Data excerpts ->

╭──

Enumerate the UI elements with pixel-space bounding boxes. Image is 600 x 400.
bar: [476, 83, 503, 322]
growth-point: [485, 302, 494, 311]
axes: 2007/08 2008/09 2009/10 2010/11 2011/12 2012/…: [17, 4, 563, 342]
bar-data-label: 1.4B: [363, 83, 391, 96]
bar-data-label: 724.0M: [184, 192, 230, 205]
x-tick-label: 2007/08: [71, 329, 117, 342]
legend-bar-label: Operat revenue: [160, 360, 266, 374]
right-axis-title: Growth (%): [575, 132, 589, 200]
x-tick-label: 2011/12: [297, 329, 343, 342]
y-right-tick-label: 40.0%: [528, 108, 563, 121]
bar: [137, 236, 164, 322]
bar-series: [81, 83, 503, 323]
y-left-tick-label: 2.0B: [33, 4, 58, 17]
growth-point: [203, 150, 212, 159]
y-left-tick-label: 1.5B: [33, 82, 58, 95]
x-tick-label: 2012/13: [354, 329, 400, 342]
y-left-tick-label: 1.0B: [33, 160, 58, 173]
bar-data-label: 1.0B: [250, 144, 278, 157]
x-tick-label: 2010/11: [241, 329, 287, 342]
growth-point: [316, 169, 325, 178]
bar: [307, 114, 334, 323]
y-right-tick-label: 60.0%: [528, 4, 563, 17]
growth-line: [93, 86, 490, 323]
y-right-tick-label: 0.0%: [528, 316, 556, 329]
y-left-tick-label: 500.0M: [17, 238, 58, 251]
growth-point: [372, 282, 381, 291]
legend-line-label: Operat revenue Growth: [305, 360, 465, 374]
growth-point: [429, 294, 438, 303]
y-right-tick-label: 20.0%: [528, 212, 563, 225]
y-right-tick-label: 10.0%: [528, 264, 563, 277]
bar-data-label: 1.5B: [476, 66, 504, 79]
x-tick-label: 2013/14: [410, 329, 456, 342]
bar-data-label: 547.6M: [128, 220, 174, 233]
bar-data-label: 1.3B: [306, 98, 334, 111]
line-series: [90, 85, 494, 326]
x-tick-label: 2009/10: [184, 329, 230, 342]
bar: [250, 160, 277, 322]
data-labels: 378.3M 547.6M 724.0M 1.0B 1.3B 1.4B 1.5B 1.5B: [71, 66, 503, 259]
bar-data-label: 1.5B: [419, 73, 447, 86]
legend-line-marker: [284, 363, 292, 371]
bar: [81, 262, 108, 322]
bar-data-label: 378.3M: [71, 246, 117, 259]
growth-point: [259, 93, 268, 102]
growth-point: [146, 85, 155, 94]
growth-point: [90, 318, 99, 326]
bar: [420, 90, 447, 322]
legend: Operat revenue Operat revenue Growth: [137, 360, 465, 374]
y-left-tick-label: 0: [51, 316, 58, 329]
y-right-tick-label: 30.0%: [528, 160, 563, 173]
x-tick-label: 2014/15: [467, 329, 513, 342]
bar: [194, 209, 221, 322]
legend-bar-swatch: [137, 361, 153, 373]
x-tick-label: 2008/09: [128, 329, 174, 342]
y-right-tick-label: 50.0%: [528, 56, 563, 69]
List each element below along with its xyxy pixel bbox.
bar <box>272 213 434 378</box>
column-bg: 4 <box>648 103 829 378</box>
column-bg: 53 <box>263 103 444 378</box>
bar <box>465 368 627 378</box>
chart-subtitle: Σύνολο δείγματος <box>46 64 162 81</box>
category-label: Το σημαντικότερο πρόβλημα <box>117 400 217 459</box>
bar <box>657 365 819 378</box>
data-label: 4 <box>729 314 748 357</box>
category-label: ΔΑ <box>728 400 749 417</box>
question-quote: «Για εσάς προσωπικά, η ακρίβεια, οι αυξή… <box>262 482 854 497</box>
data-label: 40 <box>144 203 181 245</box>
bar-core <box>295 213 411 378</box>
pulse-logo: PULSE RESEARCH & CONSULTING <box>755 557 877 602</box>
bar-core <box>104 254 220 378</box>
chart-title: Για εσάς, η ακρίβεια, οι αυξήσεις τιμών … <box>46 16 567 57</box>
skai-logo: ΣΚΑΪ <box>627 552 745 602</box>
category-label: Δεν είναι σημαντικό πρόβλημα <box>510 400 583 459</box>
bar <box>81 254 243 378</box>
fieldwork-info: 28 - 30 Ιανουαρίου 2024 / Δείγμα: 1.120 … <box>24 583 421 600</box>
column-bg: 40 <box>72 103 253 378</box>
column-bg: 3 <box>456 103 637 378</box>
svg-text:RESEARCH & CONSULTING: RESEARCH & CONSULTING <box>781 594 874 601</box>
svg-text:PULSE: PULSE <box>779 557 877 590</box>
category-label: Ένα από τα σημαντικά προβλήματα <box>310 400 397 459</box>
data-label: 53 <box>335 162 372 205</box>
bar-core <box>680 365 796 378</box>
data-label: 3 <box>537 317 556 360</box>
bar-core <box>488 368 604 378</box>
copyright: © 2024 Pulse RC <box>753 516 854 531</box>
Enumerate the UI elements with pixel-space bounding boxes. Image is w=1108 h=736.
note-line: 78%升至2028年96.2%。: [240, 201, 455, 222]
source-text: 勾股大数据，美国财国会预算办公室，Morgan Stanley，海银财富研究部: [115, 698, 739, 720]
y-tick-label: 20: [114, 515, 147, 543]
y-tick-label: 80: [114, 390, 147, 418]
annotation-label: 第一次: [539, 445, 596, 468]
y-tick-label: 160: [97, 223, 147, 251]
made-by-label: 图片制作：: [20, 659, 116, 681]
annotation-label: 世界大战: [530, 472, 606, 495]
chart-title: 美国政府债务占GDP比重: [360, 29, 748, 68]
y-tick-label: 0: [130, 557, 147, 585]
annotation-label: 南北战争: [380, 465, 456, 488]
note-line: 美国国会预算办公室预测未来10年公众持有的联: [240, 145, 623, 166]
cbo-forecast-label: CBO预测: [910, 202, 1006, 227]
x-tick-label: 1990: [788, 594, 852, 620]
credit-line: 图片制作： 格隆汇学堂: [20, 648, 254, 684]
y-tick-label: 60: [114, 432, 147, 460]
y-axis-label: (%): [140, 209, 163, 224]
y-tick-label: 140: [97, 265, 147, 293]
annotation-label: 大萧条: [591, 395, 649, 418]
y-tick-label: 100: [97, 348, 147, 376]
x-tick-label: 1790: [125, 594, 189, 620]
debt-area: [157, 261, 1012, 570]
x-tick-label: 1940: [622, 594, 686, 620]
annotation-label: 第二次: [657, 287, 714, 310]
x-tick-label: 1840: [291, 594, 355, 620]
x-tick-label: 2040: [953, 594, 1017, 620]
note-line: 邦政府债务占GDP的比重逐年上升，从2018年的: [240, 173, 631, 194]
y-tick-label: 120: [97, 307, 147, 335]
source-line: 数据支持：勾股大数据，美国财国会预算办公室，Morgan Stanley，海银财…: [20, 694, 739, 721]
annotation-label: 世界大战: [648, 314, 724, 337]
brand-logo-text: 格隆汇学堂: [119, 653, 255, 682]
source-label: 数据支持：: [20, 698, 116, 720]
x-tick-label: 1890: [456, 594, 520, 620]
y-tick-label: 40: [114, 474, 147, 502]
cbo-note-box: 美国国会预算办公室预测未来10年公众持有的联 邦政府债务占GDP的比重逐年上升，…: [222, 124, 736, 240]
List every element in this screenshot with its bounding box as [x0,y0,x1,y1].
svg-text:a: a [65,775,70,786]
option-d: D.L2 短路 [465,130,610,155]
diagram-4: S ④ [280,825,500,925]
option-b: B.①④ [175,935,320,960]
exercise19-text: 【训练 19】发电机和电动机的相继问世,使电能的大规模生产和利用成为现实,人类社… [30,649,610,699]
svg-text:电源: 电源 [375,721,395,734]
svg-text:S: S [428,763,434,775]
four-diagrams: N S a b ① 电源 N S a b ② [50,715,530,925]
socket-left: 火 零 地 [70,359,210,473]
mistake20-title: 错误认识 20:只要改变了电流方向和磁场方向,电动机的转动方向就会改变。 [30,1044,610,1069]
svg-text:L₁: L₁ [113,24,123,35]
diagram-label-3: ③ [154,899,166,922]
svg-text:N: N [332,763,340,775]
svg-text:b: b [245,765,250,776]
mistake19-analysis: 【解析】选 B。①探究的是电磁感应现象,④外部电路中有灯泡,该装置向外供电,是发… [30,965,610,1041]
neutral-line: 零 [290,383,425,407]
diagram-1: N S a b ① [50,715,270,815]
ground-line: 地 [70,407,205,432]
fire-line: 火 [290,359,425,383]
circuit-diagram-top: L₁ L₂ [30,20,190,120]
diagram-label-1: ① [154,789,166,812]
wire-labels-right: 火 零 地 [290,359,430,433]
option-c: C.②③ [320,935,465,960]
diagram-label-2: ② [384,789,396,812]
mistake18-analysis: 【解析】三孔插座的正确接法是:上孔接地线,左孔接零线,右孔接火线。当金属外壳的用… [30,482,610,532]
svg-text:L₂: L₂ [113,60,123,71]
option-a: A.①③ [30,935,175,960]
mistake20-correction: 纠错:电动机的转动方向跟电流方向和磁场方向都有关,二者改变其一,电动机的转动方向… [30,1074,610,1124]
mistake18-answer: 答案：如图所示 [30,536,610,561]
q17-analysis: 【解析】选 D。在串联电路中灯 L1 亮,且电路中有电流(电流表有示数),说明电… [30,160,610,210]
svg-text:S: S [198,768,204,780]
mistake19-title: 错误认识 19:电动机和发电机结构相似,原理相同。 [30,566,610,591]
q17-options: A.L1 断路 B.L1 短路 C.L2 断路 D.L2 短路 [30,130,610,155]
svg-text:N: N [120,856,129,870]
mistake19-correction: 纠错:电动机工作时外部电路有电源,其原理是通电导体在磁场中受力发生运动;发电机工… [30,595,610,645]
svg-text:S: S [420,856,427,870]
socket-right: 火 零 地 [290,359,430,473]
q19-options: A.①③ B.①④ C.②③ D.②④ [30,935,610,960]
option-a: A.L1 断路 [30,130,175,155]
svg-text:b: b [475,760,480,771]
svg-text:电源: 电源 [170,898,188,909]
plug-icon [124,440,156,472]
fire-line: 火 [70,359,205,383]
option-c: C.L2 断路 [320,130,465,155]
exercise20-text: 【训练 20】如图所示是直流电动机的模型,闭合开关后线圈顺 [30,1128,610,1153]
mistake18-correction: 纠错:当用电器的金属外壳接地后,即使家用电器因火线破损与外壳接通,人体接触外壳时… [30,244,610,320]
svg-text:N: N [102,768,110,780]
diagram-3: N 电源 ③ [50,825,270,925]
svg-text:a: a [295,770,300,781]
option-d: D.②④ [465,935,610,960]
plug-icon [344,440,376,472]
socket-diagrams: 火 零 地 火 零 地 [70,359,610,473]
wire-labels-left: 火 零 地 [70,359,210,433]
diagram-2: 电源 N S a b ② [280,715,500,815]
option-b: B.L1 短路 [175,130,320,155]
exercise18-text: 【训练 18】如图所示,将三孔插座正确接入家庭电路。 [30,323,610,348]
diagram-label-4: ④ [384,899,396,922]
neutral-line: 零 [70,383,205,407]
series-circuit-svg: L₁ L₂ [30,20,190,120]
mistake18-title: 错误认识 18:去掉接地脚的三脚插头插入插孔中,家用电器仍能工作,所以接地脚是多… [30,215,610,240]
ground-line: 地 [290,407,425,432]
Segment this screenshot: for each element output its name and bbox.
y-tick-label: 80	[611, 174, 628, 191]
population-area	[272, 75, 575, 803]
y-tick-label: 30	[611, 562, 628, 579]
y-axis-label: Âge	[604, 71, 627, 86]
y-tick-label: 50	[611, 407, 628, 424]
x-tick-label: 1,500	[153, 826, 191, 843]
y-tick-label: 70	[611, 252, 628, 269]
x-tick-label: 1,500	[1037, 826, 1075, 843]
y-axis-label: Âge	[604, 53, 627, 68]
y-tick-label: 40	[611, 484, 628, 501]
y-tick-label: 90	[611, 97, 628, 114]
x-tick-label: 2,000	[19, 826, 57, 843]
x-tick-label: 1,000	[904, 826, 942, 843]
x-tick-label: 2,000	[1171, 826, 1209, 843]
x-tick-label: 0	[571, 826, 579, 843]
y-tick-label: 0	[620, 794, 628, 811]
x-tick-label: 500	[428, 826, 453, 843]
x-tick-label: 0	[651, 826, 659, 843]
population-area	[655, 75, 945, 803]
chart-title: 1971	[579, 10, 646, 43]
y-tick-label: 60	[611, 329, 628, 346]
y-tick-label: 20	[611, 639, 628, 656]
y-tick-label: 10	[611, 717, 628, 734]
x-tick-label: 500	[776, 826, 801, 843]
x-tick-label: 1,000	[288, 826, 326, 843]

╰──

Written task ->
Quote the listing above from its opening line through the line containing "right-axis-title: Growth (%): [575, 132, 589, 200]", including both of those lines.

Written answer ->
Enumerate the UI elements with pixel-space bounding boxes. Image is 600 x 400.
bar: [476, 83, 503, 322]
growth-point: [485, 302, 494, 311]
axes: 2007/08 2008/09 2009/10 2010/11 2011/12 2012/…: [17, 4, 563, 342]
bar-data-label: 1.4B: [363, 83, 391, 96]
bar-data-label: 724.0M: [184, 192, 230, 205]
x-tick-label: 2007/08: [71, 329, 117, 342]
legend-bar-label: Operat revenue: [160, 360, 266, 374]
right-axis-title: Growth (%): [575, 132, 589, 200]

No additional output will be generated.